What is expected: Only the number is wanted: how many lines of the data contain "провайдера"?

Provided data:

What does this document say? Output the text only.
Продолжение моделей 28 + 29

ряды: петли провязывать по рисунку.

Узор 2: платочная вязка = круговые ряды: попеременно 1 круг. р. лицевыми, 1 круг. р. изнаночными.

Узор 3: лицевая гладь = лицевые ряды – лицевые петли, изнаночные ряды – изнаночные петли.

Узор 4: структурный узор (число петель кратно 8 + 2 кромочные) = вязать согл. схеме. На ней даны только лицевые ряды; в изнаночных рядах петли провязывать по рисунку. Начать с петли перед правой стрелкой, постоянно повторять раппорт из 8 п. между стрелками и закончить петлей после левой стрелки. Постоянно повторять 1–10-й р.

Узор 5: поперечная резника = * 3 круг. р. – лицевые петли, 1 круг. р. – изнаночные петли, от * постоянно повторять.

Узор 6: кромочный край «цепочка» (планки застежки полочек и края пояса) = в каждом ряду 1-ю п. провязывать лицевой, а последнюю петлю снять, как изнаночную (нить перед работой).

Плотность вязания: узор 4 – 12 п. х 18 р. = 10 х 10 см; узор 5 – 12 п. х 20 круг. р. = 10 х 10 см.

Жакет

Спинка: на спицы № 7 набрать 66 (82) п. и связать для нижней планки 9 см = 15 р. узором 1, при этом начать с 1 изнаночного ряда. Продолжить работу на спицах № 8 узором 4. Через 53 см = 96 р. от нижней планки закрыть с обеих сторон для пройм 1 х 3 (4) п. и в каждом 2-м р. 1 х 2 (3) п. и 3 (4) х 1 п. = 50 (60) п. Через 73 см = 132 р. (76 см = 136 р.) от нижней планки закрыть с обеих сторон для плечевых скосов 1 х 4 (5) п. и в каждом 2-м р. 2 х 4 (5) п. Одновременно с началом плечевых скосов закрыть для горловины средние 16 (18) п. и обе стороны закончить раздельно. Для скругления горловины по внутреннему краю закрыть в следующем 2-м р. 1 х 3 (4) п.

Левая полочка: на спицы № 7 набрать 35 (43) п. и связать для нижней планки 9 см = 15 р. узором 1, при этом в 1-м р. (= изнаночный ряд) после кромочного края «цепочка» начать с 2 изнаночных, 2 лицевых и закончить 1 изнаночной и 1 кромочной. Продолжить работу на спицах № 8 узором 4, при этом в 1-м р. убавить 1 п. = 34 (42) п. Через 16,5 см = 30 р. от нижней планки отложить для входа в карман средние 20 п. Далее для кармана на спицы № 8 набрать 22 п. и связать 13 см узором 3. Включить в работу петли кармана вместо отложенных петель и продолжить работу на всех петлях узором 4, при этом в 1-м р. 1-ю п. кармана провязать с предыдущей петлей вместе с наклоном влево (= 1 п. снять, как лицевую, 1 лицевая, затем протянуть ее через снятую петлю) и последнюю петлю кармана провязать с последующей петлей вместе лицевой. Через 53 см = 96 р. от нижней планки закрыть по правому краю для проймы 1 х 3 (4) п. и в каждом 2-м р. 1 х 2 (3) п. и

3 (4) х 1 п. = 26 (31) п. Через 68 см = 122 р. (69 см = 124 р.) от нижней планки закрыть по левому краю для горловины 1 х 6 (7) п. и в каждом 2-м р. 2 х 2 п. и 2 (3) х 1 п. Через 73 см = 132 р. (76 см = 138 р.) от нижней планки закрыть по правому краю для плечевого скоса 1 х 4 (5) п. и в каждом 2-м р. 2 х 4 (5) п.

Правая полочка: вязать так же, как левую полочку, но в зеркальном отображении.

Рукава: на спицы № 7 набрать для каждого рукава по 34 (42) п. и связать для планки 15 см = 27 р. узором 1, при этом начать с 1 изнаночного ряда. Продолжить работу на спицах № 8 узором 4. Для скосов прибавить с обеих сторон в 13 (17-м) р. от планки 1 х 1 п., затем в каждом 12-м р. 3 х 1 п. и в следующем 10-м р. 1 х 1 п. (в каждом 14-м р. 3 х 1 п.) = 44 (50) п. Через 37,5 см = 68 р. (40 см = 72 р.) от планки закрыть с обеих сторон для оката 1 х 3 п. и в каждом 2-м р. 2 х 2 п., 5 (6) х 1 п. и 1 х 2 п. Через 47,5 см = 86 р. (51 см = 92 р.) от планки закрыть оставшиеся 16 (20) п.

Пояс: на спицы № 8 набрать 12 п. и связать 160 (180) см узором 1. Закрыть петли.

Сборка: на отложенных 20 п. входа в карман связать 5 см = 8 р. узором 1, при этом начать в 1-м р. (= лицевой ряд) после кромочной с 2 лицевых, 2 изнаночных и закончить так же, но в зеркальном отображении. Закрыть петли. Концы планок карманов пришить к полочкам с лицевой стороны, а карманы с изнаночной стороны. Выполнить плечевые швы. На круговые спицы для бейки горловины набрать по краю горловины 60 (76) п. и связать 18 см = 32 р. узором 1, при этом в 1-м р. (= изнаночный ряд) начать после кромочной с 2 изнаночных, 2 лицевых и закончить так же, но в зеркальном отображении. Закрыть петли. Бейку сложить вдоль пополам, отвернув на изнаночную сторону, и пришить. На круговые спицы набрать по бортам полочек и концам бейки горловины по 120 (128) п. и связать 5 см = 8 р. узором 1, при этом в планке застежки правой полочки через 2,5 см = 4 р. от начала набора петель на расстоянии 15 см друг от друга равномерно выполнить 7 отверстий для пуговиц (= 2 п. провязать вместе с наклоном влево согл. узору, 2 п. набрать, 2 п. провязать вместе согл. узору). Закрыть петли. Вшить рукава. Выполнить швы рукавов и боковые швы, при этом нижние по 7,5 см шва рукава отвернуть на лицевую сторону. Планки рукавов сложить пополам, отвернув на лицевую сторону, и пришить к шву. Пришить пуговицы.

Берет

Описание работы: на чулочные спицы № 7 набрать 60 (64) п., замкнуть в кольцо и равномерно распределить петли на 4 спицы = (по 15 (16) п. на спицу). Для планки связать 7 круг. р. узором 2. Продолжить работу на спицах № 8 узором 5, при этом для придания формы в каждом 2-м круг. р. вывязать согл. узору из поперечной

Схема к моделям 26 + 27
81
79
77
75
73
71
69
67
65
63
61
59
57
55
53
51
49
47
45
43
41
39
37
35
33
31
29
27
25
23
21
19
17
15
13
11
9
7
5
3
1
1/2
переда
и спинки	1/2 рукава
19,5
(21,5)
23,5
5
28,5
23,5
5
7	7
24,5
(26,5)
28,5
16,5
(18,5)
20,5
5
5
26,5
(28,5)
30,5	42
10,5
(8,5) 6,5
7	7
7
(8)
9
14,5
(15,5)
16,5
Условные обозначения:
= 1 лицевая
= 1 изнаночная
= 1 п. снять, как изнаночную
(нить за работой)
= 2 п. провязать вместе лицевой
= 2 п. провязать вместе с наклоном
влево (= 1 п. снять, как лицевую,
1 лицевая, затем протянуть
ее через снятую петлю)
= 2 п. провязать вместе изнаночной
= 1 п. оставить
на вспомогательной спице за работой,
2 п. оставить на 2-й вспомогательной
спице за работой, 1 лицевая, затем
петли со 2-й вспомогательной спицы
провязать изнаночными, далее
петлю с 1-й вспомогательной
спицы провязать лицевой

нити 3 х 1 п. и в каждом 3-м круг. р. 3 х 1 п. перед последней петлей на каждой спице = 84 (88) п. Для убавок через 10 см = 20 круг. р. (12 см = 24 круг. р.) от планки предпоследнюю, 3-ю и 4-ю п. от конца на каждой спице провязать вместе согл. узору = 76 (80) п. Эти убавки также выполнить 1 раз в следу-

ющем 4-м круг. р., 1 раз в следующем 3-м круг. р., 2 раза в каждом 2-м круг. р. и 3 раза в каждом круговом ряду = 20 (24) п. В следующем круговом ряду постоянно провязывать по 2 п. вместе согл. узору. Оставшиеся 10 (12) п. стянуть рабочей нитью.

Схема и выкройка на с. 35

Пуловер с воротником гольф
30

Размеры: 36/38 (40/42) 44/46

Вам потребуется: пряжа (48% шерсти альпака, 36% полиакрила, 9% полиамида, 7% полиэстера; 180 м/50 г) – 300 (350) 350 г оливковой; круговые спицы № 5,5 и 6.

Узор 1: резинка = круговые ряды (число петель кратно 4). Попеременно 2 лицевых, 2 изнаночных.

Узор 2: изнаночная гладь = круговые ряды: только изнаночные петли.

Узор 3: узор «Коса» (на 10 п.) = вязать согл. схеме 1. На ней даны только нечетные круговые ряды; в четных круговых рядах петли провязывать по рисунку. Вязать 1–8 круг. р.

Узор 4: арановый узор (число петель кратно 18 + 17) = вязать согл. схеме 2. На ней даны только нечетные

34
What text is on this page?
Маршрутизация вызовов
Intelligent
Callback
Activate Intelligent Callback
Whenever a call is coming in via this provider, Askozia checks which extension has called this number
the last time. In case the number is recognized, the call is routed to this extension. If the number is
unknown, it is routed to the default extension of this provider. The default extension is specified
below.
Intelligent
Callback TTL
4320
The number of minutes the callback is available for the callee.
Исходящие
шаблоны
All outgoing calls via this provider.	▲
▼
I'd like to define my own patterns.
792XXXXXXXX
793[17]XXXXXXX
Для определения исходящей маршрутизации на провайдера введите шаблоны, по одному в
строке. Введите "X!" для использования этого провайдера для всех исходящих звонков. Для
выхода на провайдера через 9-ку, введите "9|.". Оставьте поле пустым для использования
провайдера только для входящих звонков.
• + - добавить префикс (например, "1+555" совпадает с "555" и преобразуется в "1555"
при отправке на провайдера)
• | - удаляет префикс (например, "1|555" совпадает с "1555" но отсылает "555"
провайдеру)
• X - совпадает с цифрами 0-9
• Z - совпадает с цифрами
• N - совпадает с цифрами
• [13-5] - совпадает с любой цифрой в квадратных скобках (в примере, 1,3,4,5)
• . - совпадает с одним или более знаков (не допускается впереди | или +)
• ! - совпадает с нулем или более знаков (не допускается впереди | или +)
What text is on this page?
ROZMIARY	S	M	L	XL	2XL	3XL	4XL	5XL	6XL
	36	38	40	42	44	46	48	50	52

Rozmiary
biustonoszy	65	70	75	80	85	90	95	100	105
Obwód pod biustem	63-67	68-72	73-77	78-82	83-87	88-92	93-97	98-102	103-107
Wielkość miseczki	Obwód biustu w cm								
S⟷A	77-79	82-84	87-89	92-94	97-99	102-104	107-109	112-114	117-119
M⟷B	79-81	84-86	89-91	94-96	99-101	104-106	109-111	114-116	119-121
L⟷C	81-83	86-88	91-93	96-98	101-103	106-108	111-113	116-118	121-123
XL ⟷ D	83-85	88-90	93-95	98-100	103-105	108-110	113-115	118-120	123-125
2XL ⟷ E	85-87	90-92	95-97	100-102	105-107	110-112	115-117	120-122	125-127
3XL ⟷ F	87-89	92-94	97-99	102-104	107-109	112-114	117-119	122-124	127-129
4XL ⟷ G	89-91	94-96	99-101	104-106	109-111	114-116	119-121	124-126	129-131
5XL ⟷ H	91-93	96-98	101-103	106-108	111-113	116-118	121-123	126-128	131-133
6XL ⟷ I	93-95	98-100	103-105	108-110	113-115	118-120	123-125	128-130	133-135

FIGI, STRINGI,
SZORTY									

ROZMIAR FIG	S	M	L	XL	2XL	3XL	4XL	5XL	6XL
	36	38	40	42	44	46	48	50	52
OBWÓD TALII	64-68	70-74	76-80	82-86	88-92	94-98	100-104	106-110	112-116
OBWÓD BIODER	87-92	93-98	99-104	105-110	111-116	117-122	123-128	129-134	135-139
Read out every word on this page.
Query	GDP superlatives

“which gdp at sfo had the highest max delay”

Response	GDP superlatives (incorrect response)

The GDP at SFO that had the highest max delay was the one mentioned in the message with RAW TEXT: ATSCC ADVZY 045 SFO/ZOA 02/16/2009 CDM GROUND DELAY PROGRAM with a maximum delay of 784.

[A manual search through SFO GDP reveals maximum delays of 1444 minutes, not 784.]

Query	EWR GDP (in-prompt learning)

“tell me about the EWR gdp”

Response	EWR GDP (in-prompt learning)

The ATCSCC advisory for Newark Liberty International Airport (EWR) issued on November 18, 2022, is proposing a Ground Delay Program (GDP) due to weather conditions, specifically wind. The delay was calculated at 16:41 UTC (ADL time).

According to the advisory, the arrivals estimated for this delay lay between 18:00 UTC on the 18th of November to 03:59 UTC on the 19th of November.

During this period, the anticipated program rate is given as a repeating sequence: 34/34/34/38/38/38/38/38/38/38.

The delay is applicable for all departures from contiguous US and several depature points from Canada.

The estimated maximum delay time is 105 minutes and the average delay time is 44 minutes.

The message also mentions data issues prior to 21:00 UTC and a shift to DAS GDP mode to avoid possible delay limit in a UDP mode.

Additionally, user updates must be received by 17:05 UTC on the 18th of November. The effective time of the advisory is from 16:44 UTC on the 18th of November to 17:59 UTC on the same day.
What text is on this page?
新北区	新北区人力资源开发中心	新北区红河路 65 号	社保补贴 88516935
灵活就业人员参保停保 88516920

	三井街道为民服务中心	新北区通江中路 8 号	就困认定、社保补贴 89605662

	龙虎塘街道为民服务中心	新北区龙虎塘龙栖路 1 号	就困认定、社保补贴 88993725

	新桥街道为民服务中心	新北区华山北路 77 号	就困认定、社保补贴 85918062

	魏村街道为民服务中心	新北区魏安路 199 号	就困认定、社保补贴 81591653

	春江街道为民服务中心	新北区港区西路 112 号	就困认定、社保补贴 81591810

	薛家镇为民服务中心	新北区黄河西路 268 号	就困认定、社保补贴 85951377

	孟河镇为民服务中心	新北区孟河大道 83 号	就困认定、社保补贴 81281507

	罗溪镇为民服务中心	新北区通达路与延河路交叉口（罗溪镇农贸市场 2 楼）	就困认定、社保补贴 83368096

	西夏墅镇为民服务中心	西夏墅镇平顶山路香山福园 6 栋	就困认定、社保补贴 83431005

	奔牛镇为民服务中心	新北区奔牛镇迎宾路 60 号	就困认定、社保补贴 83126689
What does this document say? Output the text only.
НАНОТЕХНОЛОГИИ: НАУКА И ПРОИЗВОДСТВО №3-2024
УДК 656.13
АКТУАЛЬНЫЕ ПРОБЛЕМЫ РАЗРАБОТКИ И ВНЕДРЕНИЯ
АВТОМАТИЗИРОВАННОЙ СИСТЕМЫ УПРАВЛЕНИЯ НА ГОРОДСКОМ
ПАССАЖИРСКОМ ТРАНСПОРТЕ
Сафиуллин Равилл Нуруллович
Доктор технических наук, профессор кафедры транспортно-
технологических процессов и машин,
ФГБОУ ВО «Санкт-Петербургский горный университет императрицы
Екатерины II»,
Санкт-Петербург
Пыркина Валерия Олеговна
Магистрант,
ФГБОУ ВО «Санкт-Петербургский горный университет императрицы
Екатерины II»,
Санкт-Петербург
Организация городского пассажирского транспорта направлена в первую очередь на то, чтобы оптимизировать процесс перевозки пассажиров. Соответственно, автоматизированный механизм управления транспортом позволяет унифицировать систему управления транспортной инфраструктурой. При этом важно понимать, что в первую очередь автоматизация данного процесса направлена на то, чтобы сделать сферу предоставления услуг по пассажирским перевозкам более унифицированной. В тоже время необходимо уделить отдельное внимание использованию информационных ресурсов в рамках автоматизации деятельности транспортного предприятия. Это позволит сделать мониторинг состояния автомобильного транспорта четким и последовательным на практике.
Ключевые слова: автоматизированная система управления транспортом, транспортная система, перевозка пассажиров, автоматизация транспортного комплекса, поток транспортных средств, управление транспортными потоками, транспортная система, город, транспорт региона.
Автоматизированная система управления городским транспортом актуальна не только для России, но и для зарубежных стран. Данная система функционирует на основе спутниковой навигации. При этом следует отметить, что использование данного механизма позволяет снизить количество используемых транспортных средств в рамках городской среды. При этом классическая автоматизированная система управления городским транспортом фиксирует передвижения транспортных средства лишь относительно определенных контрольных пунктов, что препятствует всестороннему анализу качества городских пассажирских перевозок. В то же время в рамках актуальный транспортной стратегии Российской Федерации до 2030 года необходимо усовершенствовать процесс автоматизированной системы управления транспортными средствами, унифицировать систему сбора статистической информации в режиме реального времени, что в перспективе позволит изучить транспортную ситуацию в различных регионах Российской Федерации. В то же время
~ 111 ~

Reply to the exercise: 5